Data rows:
........

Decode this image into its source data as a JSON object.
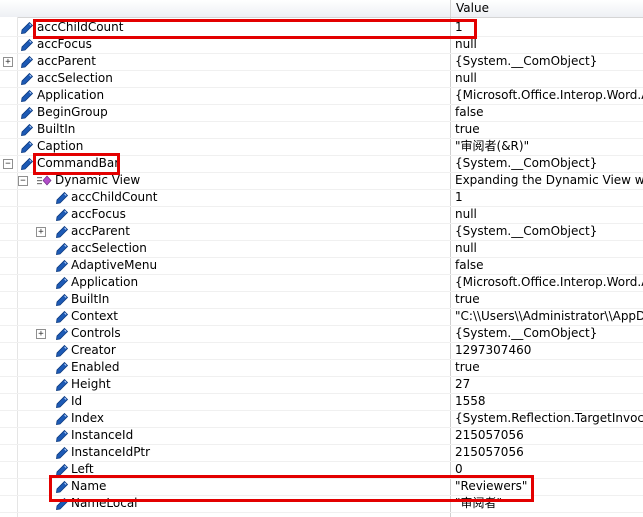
{
  "header": {
    "value_column": "Value"
  },
  "rows": [
    {
      "name": "accChildCount",
      "value": "1"
    },
    {
      "name": "accFocus",
      "value": "null"
    },
    {
      "name": "accParent",
      "value": "{System.__ComObject}"
    },
    {
      "name": "accSelection",
      "value": "null"
    },
    {
      "name": "Application",
      "value": "{Microsoft.Office.Interop.Word.Application}"
    },
    {
      "name": "BeginGroup",
      "value": "false"
    },
    {
      "name": "BuiltIn",
      "value": "true"
    },
    {
      "name": "Caption",
      "value": "\"审阅者(&R)\""
    },
    {
      "name": "CommandBar",
      "value": "{System.__ComObject}"
    },
    {
      "name": "Dynamic View",
      "value": "Expanding the Dynamic View will get the COM members"
    },
    {
      "name": "accChildCount",
      "value": "1"
    },
    {
      "name": "accFocus",
      "value": "null"
    },
    {
      "name": "accParent",
      "value": "{System.__ComObject}"
    },
    {
      "name": "accSelection",
      "value": "null"
    },
    {
      "name": "AdaptiveMenu",
      "value": "false"
    },
    {
      "name": "Application",
      "value": "{Microsoft.Office.Interop.Word.Application}"
    },
    {
      "name": "BuiltIn",
      "value": "true"
    },
    {
      "name": "Context",
      "value": "\"C:\\\\Users\\\\Administrator\\\\AppData"
    },
    {
      "name": "Controls",
      "value": "{System.__ComObject}"
    },
    {
      "name": "Creator",
      "value": "1297307460"
    },
    {
      "name": "Enabled",
      "value": "true"
    },
    {
      "name": "Height",
      "value": "27"
    },
    {
      "name": "Id",
      "value": "1558"
    },
    {
      "name": "Index",
      "value": "{System.Reflection.TargetInvocationException}"
    },
    {
      "name": "InstanceId",
      "value": "215057056"
    },
    {
      "name": "InstanceIdPtr",
      "value": "215057056"
    },
    {
      "name": "Left",
      "value": "0"
    },
    {
      "name": "Name",
      "value": "\"Reviewers\""
    },
    {
      "name": "NameLocal",
      "value": "\"审阅者\""
    }
  ],
  "colors": {
    "highlight": "#e30000",
    "icon": "#1d5ab5"
  },
  "icons": {
    "property": "property-icon",
    "dynamic_view": "dynamic-view-icon",
    "expand": "expand-icon",
    "collapse": "collapse-icon"
  }
}
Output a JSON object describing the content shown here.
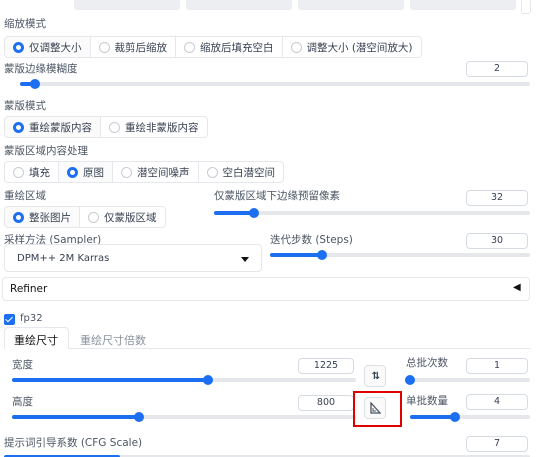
{
  "top_tabs": [
    "",
    "",
    "",
    "",
    ""
  ],
  "resize_mode": {
    "label": "缩放模式",
    "options": [
      "仅调整大小",
      "裁剪后缩放",
      "缩放后填充空白",
      "调整大小 (潜空间放大)"
    ],
    "selected": 0
  },
  "mask_blur": {
    "label": "蒙版边缘模糊度",
    "value": "2",
    "fraction": 0.03
  },
  "mask_mode": {
    "label": "蒙版模式",
    "options": [
      "重绘蒙版内容",
      "重绘非蒙版内容"
    ],
    "selected": 0
  },
  "masked_content": {
    "label": "蒙版区域内容处理",
    "options": [
      "填充",
      "原图",
      "潜空间噪声",
      "空白潜空间"
    ],
    "selected": 1
  },
  "inpaint_area": {
    "label": "重绘区域",
    "options": [
      "整张图片",
      "仅蒙版区域"
    ],
    "selected": 0
  },
  "only_masked_padding": {
    "label": "仅蒙版区域下边缘预留像素",
    "value": "32",
    "fraction": 0.125
  },
  "sampler": {
    "label": "采样方法 (Sampler)",
    "value": "DPM++ 2M Karras"
  },
  "steps": {
    "label": "迭代步数 (Steps)",
    "value": "30",
    "fraction": 0.2
  },
  "refiner": {
    "label": "Refiner",
    "arrow": "◀"
  },
  "fp32": {
    "label": "fp32",
    "checked": true
  },
  "size_tabs": [
    "重绘尺寸",
    "重绘尺寸倍数"
  ],
  "width": {
    "label": "宽度",
    "value": "1225",
    "fraction": 0.57
  },
  "height": {
    "label": "高度",
    "value": "800",
    "fraction": 0.37
  },
  "batch_count": {
    "label": "总批次数",
    "value": "1",
    "fraction": 0.0
  },
  "batch_size": {
    "label": "单批数量",
    "value": "4",
    "fraction": 0.375
  },
  "cfg_scale": {
    "label": "提示词引导系数 (CFG Scale)",
    "value": "7"
  },
  "icons": {
    "swap": "swap-vertical-icon",
    "ratio": "triangle-ruler-icon",
    "dropdown": "caret-down-icon"
  },
  "colors": {
    "accent": "#1d6ff2",
    "highlight_box": "#e00000"
  }
}
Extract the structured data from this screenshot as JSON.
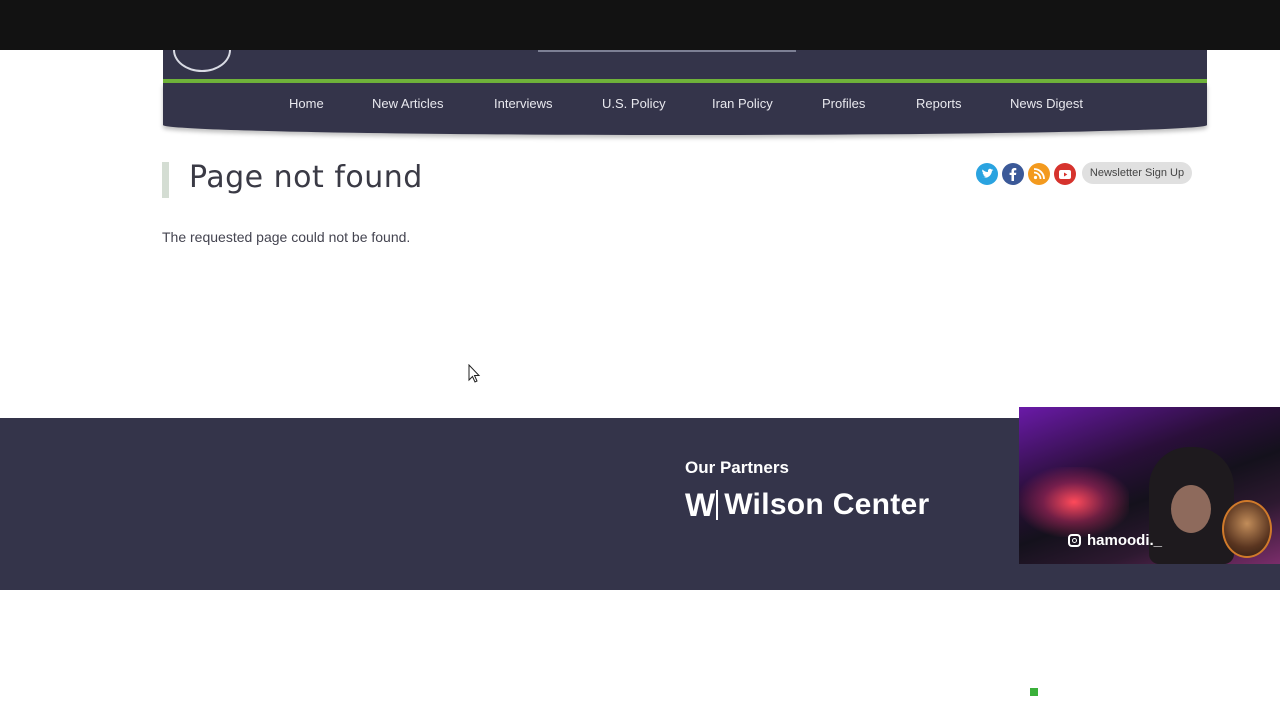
{
  "nav": {
    "items": [
      {
        "label": "Home"
      },
      {
        "label": "New Articles"
      },
      {
        "label": "Interviews"
      },
      {
        "label": "U.S. Policy"
      },
      {
        "label": "Iran Policy"
      },
      {
        "label": "Profiles"
      },
      {
        "label": "Reports"
      },
      {
        "label": "News Digest"
      }
    ]
  },
  "main": {
    "title": "Page not found",
    "message": "The requested page could not be found."
  },
  "social": {
    "icons": [
      "twitter-icon",
      "facebook-icon",
      "rss-icon",
      "youtube-icon"
    ],
    "newsletter_label": "Newsletter Sign Up"
  },
  "footer": {
    "partners_label": "Our Partners",
    "partner_name": "Wilson Center"
  },
  "overlay": {
    "webcam_handle": "hamoodi._"
  },
  "colors": {
    "header": "#34344a",
    "accent_green": "#6fb33a",
    "footer": "#34344a"
  }
}
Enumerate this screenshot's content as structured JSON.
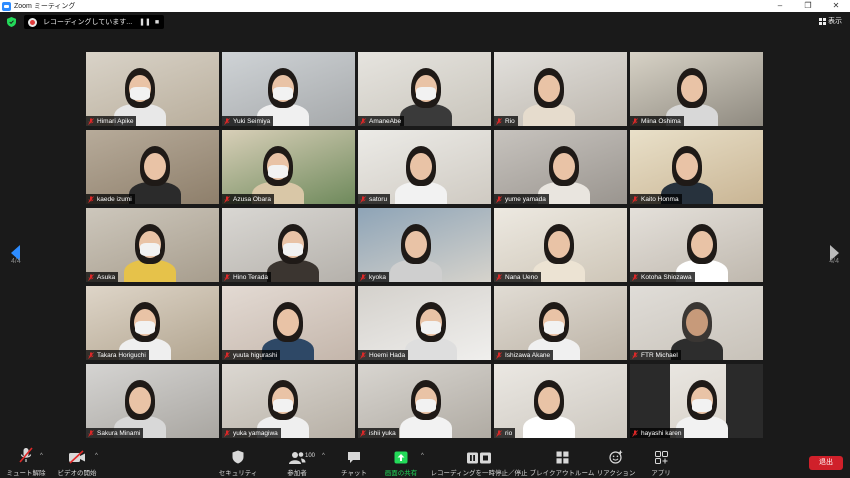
{
  "window": {
    "title": "Zoom ミーティング",
    "minimize": "–",
    "restore": "❐",
    "close": "✕"
  },
  "recording": {
    "status": "レコーディングしています...",
    "pause": "❚❚",
    "stop": "■"
  },
  "view": {
    "label": "表示"
  },
  "paging": {
    "left": "4/4",
    "right": "4/4"
  },
  "participants": [
    "Himari Apike",
    "Yuki Seimiya",
    "AmaneAbe",
    "Rio",
    "Miina Oshima",
    "kaede izumi",
    "Azusa Obara",
    "satoru",
    "yume yamada",
    "Kaito Honma",
    "Asuka",
    "Hino Terada",
    "kyoka",
    "Nana Ueno",
    "Kotoha Shiozawa",
    "Takara Horiguchi",
    "yuuta higurashi",
    "Hoemi Hada",
    "Ishizawa Akane",
    "FTR Michael",
    "Sakura Minami",
    "yuka yamagiwa",
    "ishii yuka",
    "rio",
    "hayashi karen"
  ],
  "toolbar": {
    "unmute": "ミュート解除",
    "start_video": "ビデオの開始",
    "security": "セキュリティ",
    "participants": "参加者",
    "participant_count": "100",
    "chat": "チャット",
    "share": "画面の共有",
    "pause_recording": "レコーディングを一時停止／停止",
    "breakout": "ブレイクアウトルーム",
    "reactions": "リアクション",
    "apps": "アプリ",
    "leave": "退出"
  },
  "colors": {
    "accent_green": "#23d959",
    "leave_red": "#d0202a",
    "muted_red": "#e02828",
    "zoom_blue": "#2d8cff",
    "page_arrow": "#2d8cff"
  }
}
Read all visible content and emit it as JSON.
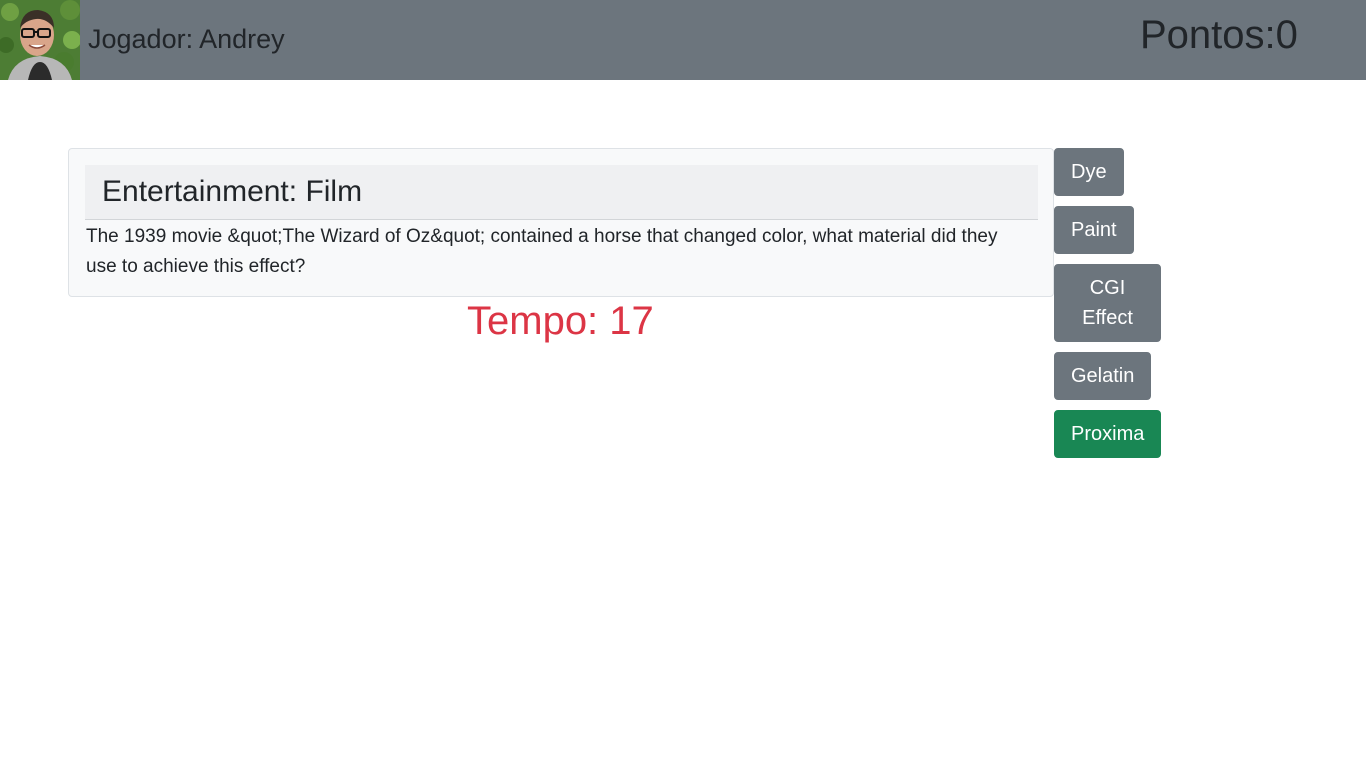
{
  "header": {
    "player_label": "Jogador: Andrey",
    "score_label": "Pontos:0"
  },
  "question": {
    "category": "Entertainment: Film",
    "text": "The 1939 movie &quot;The Wizard of Oz&quot; contained a horse that changed color, what material did they use to achieve this effect?"
  },
  "timer": {
    "label": "Tempo: 17"
  },
  "answers": [
    {
      "label": "Dye"
    },
    {
      "label": "Paint"
    },
    {
      "label": "CGI Effect"
    },
    {
      "label": "Gelatin"
    }
  ],
  "next_button": {
    "label": "Proxima"
  },
  "colors": {
    "header_bg": "#6c757d",
    "answer_button": "#6c757d",
    "next_button": "#198754",
    "timer_text": "#dc3545",
    "card_bg": "#f8f9fa"
  },
  "icons": {
    "avatar": "player-photo"
  }
}
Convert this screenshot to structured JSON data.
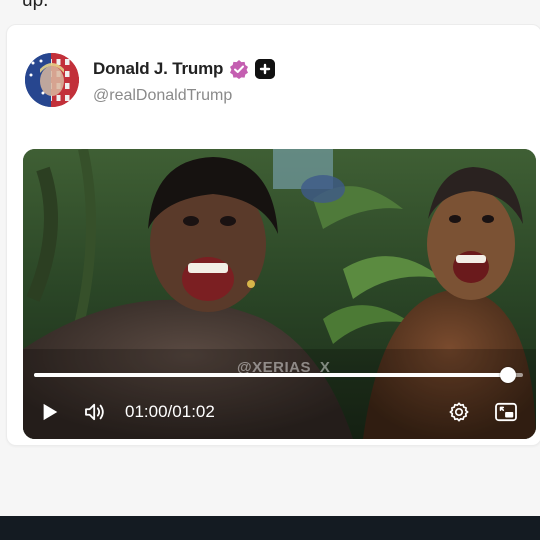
{
  "previous_post": {
    "trailing_text": "up."
  },
  "post": {
    "author": {
      "name": "Donald J. Trump",
      "handle": "@realDonaldTrump",
      "avatar_icon": "avatar-flag-portrait",
      "verified_icon": "verified-badge-icon",
      "platform_icon": "platform-badge-icon",
      "verified_color": "#c45fb1"
    },
    "video": {
      "watermark": "@XERIAS_X",
      "current_time": "01:00",
      "separator": "/",
      "duration": "01:02",
      "progress_fraction": 0.97,
      "controls": {
        "play_icon": "play-icon",
        "volume_icon": "volume-icon",
        "settings_icon": "gear-icon",
        "pip_icon": "picture-in-picture-icon"
      }
    }
  },
  "colors": {
    "page_background": "#f6f6f6",
    "card_background": "#ffffff",
    "name_text": "#222222",
    "handle_text": "#8a8a8a",
    "bottom_bar": "#141b22"
  }
}
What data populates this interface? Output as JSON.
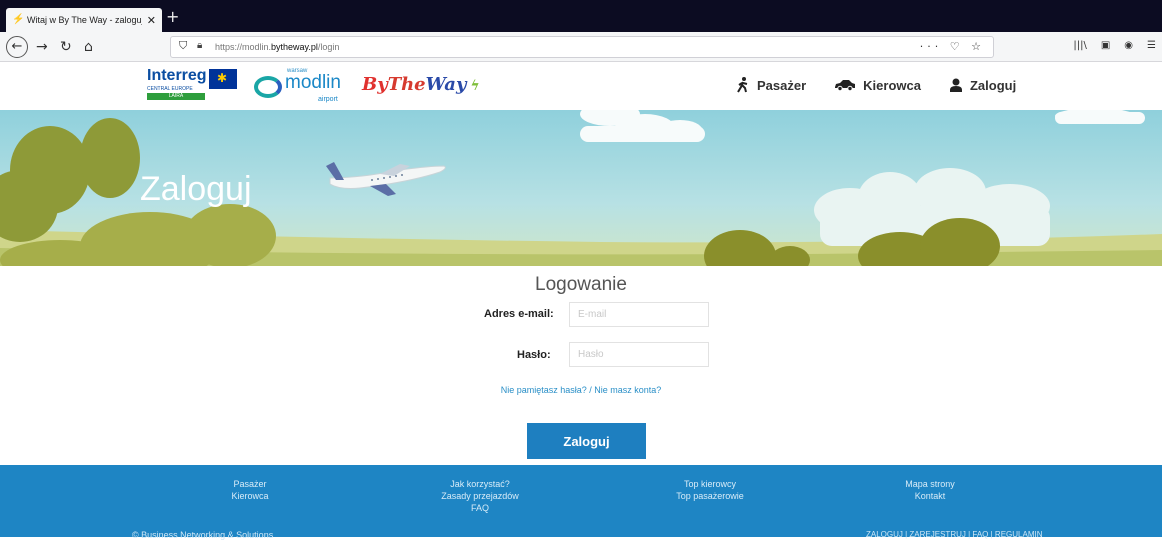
{
  "browser": {
    "tab_title": "Witaj w By The Way - zaloguj si",
    "tab_close": "✕",
    "new_tab": "+",
    "url_prefix": "https://modlin.",
    "url_domain": "bytheway.pl",
    "url_path": "/login",
    "url_tools": "··· ♡ ☆",
    "toolbar_icons": [
      "library-icon",
      "sidebar-icon",
      "account-icon",
      "menu-icon"
    ]
  },
  "header": {
    "logos": {
      "interreg": "Interreg",
      "interreg_sub": "CENTRAL EUROPE",
      "interreg_bar": "LAIRA",
      "modlin_warsaw": "warsaw",
      "modlin": "modlin",
      "modlin_airport": "airport",
      "bytheway_by": "By",
      "bytheway_the": "The",
      "bytheway_way": "Way"
    },
    "nav": [
      {
        "label": "Pasażer",
        "icon": "walking-person-icon"
      },
      {
        "label": "Kierowca",
        "icon": "car-icon"
      },
      {
        "label": "Zaloguj",
        "icon": "user-icon"
      }
    ]
  },
  "hero": {
    "title": "Zaloguj"
  },
  "login": {
    "title": "Logowanie",
    "email_label": "Adres e-mail:",
    "email_placeholder": "E-mail",
    "email_value": "",
    "password_label": "Hasło:",
    "password_placeholder": "Hasło",
    "password_value": "",
    "forgot_password": "Nie pamiętasz hasła?",
    "separator": " / ",
    "no_account": "Nie masz konta?",
    "button": "Zaloguj"
  },
  "footer": {
    "col1": [
      "Pasażer",
      "Kierowca"
    ],
    "col2": [
      "Jak korzystać?",
      "Zasady przejazdów",
      "FAQ"
    ],
    "col3": [
      "Top kierowcy",
      "Top pasażerowie"
    ],
    "col4": [
      "Mapa strony",
      "Kontakt"
    ],
    "copyright": "© Business Networking & Solutions",
    "bottom_links": "ZALOGUJ | ZAREJESTRUJ | FAQ | REGULAMIN"
  },
  "colors": {
    "footer": "#1e85c4",
    "button": "#1e7fc0",
    "link": "#2a8fc7",
    "tabbar": "#0c0c22"
  }
}
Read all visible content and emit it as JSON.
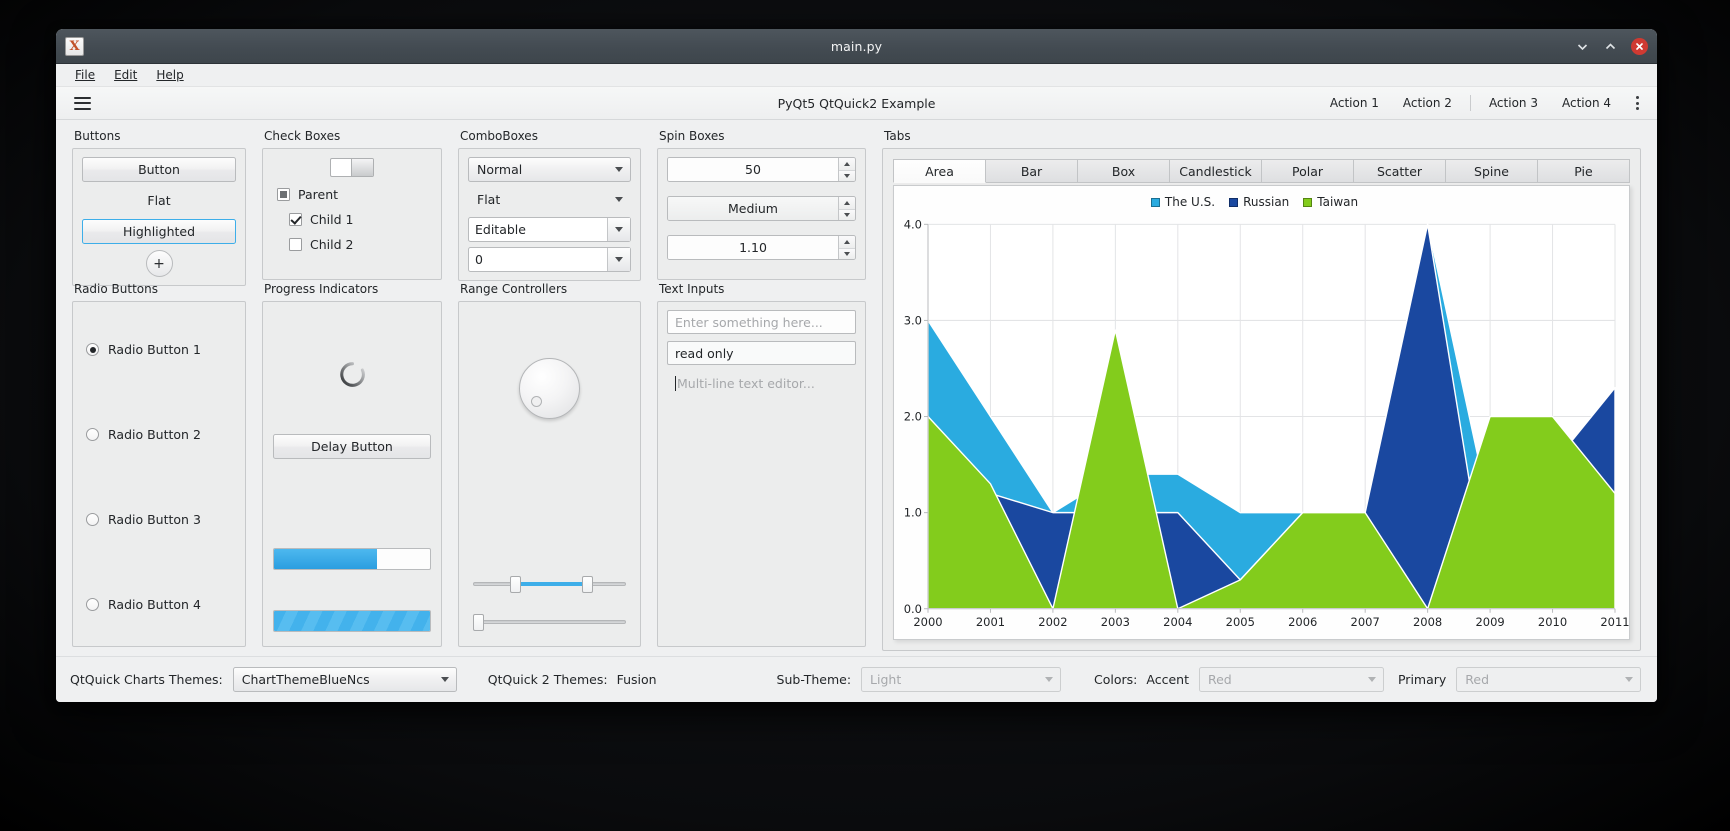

........

What you should do: Within the data above, pick out all lines holding the word "JSON".

The completed task:
Decode this image into its source data as a JSON object.
Output a JSON object describing the content shown here.
Extract the structured data from this screenshot as JSON.
Enumerate this screenshot's content as structured JSON.
Read all visible content and emit it as JSON.
Convert this screenshot to structured JSON data.
What data populates this interface? Output as JSON.
Read all visible content and emit it as JSON.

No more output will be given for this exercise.